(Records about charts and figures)
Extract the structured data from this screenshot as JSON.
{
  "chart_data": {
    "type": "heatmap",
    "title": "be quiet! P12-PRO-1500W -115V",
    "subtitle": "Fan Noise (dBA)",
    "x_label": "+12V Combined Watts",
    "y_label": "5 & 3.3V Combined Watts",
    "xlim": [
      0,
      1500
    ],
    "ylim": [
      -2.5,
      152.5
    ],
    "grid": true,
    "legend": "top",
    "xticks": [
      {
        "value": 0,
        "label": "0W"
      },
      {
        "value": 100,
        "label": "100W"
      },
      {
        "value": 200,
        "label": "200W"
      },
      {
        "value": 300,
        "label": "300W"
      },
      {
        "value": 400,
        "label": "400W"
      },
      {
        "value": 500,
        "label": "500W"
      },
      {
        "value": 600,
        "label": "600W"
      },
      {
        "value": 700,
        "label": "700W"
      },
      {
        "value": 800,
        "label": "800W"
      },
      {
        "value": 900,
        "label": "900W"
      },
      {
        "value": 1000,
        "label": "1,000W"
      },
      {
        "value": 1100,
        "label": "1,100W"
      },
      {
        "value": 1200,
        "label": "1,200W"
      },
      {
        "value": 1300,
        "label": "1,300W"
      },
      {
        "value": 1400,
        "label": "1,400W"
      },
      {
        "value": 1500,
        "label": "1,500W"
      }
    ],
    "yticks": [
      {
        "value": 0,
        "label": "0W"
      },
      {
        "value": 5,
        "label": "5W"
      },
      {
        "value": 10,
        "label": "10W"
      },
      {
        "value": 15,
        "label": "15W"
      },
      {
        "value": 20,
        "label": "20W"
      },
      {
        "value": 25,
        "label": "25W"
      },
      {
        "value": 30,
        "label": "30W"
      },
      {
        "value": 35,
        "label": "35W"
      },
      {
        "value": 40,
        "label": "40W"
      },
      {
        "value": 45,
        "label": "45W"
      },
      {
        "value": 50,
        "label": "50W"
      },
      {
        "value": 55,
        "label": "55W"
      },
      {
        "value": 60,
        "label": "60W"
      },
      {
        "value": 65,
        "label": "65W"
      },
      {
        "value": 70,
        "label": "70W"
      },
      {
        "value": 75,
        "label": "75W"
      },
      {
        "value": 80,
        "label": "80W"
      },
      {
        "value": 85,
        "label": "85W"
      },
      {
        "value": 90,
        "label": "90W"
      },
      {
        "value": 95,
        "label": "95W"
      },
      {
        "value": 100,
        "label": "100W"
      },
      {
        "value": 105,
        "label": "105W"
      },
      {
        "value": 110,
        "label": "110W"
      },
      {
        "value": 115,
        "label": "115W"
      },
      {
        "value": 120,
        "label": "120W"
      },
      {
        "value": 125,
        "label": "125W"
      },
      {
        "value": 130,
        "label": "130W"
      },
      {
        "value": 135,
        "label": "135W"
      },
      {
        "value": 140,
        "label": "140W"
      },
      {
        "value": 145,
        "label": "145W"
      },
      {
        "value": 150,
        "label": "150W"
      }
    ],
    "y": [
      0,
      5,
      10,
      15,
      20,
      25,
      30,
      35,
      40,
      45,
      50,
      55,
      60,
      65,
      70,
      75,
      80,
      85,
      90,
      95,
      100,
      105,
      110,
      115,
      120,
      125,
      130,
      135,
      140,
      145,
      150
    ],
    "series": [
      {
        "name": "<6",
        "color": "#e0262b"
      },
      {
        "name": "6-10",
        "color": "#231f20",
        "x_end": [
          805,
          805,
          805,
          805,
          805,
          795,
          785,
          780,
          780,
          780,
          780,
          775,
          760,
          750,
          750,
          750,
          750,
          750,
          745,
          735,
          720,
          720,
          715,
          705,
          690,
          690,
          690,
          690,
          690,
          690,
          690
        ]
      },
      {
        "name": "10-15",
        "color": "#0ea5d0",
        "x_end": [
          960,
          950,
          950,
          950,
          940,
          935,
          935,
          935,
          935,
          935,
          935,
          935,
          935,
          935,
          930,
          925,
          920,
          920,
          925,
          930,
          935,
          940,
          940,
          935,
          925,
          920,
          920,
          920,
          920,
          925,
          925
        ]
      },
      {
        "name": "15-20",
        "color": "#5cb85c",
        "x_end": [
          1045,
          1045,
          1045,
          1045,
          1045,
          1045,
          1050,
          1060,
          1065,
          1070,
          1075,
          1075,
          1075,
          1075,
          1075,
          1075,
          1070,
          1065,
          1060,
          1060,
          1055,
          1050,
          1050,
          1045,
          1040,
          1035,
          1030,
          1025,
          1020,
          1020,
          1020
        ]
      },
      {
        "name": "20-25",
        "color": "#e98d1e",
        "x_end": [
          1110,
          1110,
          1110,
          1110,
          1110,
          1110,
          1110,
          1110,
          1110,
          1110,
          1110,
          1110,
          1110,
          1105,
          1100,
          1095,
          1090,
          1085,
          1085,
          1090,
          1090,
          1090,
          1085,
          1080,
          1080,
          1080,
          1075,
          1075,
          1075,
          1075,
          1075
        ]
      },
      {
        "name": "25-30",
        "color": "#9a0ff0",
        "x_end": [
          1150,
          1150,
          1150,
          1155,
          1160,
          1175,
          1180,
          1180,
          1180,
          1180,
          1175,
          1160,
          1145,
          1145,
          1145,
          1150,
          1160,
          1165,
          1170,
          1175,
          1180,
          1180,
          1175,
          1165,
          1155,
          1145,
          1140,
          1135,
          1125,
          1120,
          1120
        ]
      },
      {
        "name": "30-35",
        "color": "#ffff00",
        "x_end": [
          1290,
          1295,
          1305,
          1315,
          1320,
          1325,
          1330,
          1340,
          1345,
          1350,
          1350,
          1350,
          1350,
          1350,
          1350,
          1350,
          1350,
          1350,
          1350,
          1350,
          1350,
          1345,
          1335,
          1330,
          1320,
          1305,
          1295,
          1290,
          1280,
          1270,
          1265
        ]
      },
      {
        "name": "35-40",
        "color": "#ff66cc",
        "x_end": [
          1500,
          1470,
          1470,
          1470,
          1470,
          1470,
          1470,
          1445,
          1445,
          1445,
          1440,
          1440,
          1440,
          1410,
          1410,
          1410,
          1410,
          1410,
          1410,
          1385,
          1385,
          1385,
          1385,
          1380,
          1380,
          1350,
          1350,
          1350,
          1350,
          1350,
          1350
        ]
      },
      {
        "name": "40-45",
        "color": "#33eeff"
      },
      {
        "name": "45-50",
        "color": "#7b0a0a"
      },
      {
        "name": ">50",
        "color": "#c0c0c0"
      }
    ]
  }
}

#### Set problem:
Write an exact transcription of every entry above.

#### Expected output:
Extract the structured data from this screenshot as JSON.
{
  "chart_data": {
    "type": "heatmap",
    "title": "be quiet! P12-PRO-1500W -115V",
    "subtitle": "Fan Noise (dBA)",
    "x_label": "+12V Combined Watts",
    "y_label": "5 & 3.3V Combined Watts",
    "xlim": [
      0,
      1500
    ],
    "ylim": [
      -2.5,
      152.5
    ],
    "grid": true,
    "legend": "top",
    "xticks": [
      {
        "value": 0,
        "label": "0W"
      },
      {
        "value": 100,
        "label": "100W"
      },
      {
        "value": 200,
        "label": "200W"
      },
      {
        "value": 300,
        "label": "300W"
      },
      {
        "value": 400,
        "label": "400W"
      },
      {
        "value": 500,
        "label": "500W"
      },
      {
        "value": 600,
        "label": "600W"
      },
      {
        "value": 700,
        "label": "700W"
      },
      {
        "value": 800,
        "label": "800W"
      },
      {
        "value": 900,
        "label": "900W"
      },
      {
        "value": 1000,
        "label": "1,000W"
      },
      {
        "value": 1100,
        "label": "1,100W"
      },
      {
        "value": 1200,
        "label": "1,200W"
      },
      {
        "value": 1300,
        "label": "1,300W"
      },
      {
        "value": 1400,
        "label": "1,400W"
      },
      {
        "value": 1500,
        "label": "1,500W"
      }
    ],
    "yticks": [
      {
        "value": 0,
        "label": "0W"
      },
      {
        "value": 5,
        "label": "5W"
      },
      {
        "value": 10,
        "label": "10W"
      },
      {
        "value": 15,
        "label": "15W"
      },
      {
        "value": 20,
        "label": "20W"
      },
      {
        "value": 25,
        "label": "25W"
      },
      {
        "value": 30,
        "label": "30W"
      },
      {
        "value": 35,
        "label": "35W"
      },
      {
        "value": 40,
        "label": "40W"
      },
      {
        "value": 45,
        "label": "45W"
      },
      {
        "value": 50,
        "label": "50W"
      },
      {
        "value": 55,
        "label": "55W"
      },
      {
        "value": 60,
        "label": "60W"
      },
      {
        "value": 65,
        "label": "65W"
      },
      {
        "value": 70,
        "label": "70W"
      },
      {
        "value": 75,
        "label": "75W"
      },
      {
        "value": 80,
        "label": "80W"
      },
      {
        "value": 85,
        "label": "85W"
      },
      {
        "value": 90,
        "label": "90W"
      },
      {
        "value": 95,
        "label": "95W"
      },
      {
        "value": 100,
        "label": "100W"
      },
      {
        "value": 105,
        "label": "105W"
      },
      {
        "value": 110,
        "label": "110W"
      },
      {
        "value": 115,
        "label": "115W"
      },
      {
        "value": 120,
        "label": "120W"
      },
      {
        "value": 125,
        "label": "125W"
      },
      {
        "value": 130,
        "label": "130W"
      },
      {
        "value": 135,
        "label": "135W"
      },
      {
        "value": 140,
        "label": "140W"
      },
      {
        "value": 145,
        "label": "145W"
      },
      {
        "value": 150,
        "label": "150W"
      }
    ],
    "y": [
      0,
      5,
      10,
      15,
      20,
      25,
      30,
      35,
      40,
      45,
      50,
      55,
      60,
      65,
      70,
      75,
      80,
      85,
      90,
      95,
      100,
      105,
      110,
      115,
      120,
      125,
      130,
      135,
      140,
      145,
      150
    ],
    "series": [
      {
        "name": "<6",
        "color": "#e0262b"
      },
      {
        "name": "6-10",
        "color": "#231f20",
        "x_end": [
          805,
          805,
          805,
          805,
          805,
          795,
          785,
          780,
          780,
          780,
          780,
          775,
          760,
          750,
          750,
          750,
          750,
          750,
          745,
          735,
          720,
          720,
          715,
          705,
          690,
          690,
          690,
          690,
          690,
          690,
          690
        ]
      },
      {
        "name": "10-15",
        "color": "#0ea5d0",
        "x_end": [
          960,
          950,
          950,
          950,
          940,
          935,
          935,
          935,
          935,
          935,
          935,
          935,
          935,
          935,
          930,
          925,
          920,
          920,
          925,
          930,
          935,
          940,
          940,
          935,
          925,
          920,
          920,
          920,
          920,
          925,
          925
        ]
      },
      {
        "name": "15-20",
        "color": "#5cb85c",
        "x_end": [
          1045,
          1045,
          1045,
          1045,
          1045,
          1045,
          1050,
          1060,
          1065,
          1070,
          1075,
          1075,
          1075,
          1075,
          1075,
          1075,
          1070,
          1065,
          1060,
          1060,
          1055,
          1050,
          1050,
          1045,
          1040,
          1035,
          1030,
          1025,
          1020,
          1020,
          1020
        ]
      },
      {
        "name": "20-25",
        "color": "#e98d1e",
        "x_end": [
          1110,
          1110,
          1110,
          1110,
          1110,
          1110,
          1110,
          1110,
          1110,
          1110,
          1110,
          1110,
          1110,
          1105,
          1100,
          1095,
          1090,
          1085,
          1085,
          1090,
          1090,
          1090,
          1085,
          1080,
          1080,
          1080,
          1075,
          1075,
          1075,
          1075,
          1075
        ]
      },
      {
        "name": "25-30",
        "color": "#9a0ff0",
        "x_end": [
          1150,
          1150,
          1150,
          1155,
          1160,
          1175,
          1180,
          1180,
          1180,
          1180,
          1175,
          1160,
          1145,
          1145,
          1145,
          1150,
          1160,
          1165,
          1170,
          1175,
          1180,
          1180,
          1175,
          1165,
          1155,
          1145,
          1140,
          1135,
          1125,
          1120,
          1120
        ]
      },
      {
        "name": "30-35",
        "color": "#ffff00",
        "x_end": [
          1290,
          1295,
          1305,
          1315,
          1320,
          1325,
          1330,
          1340,
          1345,
          1350,
          1350,
          1350,
          1350,
          1350,
          1350,
          1350,
          1350,
          1350,
          1350,
          1350,
          1350,
          1345,
          1335,
          1330,
          1320,
          1305,
          1295,
          1290,
          1280,
          1270,
          1265
        ]
      },
      {
        "name": "35-40",
        "color": "#ff66cc",
        "x_end": [
          1500,
          1470,
          1470,
          1470,
          1470,
          1470,
          1470,
          1445,
          1445,
          1445,
          1440,
          1440,
          1440,
          1410,
          1410,
          1410,
          1410,
          1410,
          1410,
          1385,
          1385,
          1385,
          1385,
          1380,
          1380,
          1350,
          1350,
          1350,
          1350,
          1350,
          1350
        ]
      },
      {
        "name": "40-45",
        "color": "#33eeff"
      },
      {
        "name": "45-50",
        "color": "#7b0a0a"
      },
      {
        "name": ">50",
        "color": "#c0c0c0"
      }
    ]
  }
}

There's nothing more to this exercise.